_The request_.
Every entry below should be repeated exactly; the pictures should not.

— start of Material supplied —

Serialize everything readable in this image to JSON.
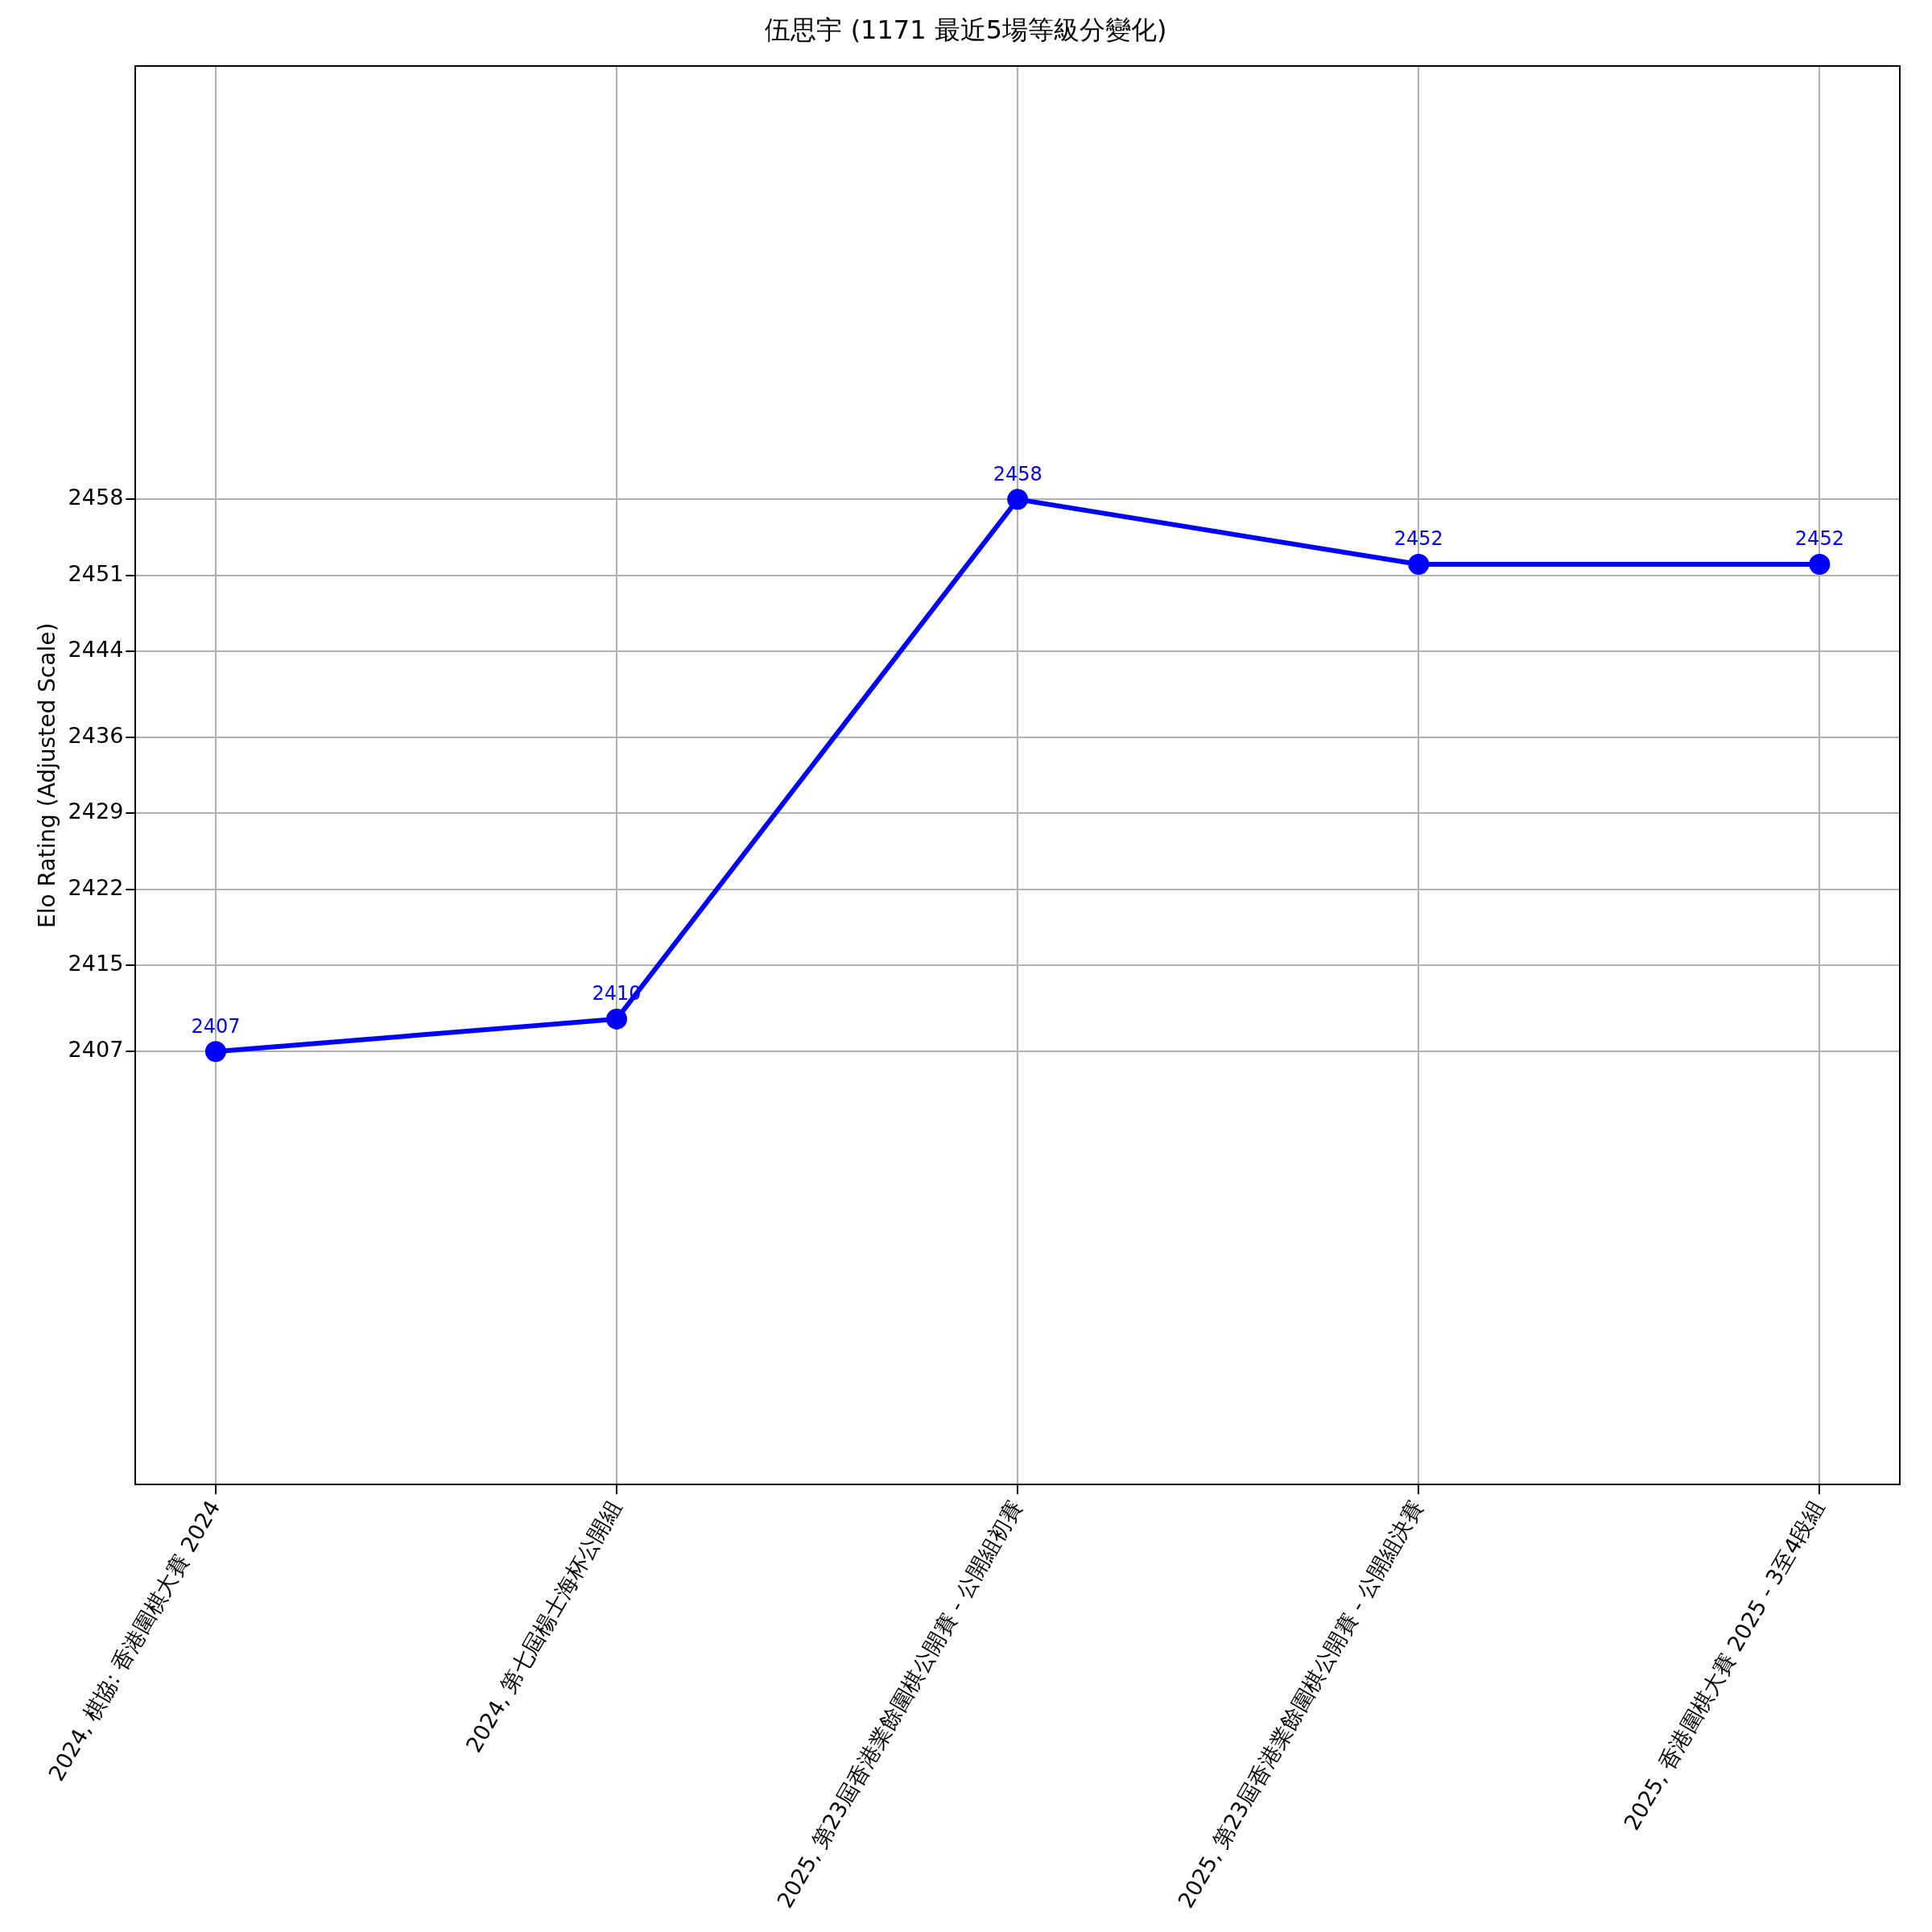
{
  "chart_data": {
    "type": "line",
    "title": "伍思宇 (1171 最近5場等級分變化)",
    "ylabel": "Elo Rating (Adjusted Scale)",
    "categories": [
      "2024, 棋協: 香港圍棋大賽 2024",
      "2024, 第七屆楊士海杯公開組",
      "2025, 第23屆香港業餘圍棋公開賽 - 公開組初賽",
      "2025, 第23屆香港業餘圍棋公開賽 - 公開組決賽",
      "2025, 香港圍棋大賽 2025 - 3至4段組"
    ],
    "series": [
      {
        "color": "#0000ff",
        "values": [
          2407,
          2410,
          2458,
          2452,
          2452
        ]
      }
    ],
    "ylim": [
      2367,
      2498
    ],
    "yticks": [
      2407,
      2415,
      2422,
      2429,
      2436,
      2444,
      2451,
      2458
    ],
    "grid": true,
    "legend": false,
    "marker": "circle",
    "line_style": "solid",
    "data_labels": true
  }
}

— end of Material supplied —

_Result_.
Serialize everything readable in this image to JSON.
{
  "chart_data": {
    "type": "line",
    "title": "伍思宇 (1171 最近5場等級分變化)",
    "ylabel": "Elo Rating (Adjusted Scale)",
    "categories": [
      "2024, 棋協: 香港圍棋大賽 2024",
      "2024, 第七屆楊士海杯公開組",
      "2025, 第23屆香港業餘圍棋公開賽 - 公開組初賽",
      "2025, 第23屆香港業餘圍棋公開賽 - 公開組決賽",
      "2025, 香港圍棋大賽 2025 - 3至4段組"
    ],
    "series": [
      {
        "color": "#0000ff",
        "values": [
          2407,
          2410,
          2458,
          2452,
          2452
        ]
      }
    ],
    "ylim": [
      2367,
      2498
    ],
    "yticks": [
      2407,
      2415,
      2422,
      2429,
      2436,
      2444,
      2451,
      2458
    ],
    "grid": true,
    "legend": false,
    "marker": "circle",
    "line_style": "solid",
    "data_labels": true
  }
}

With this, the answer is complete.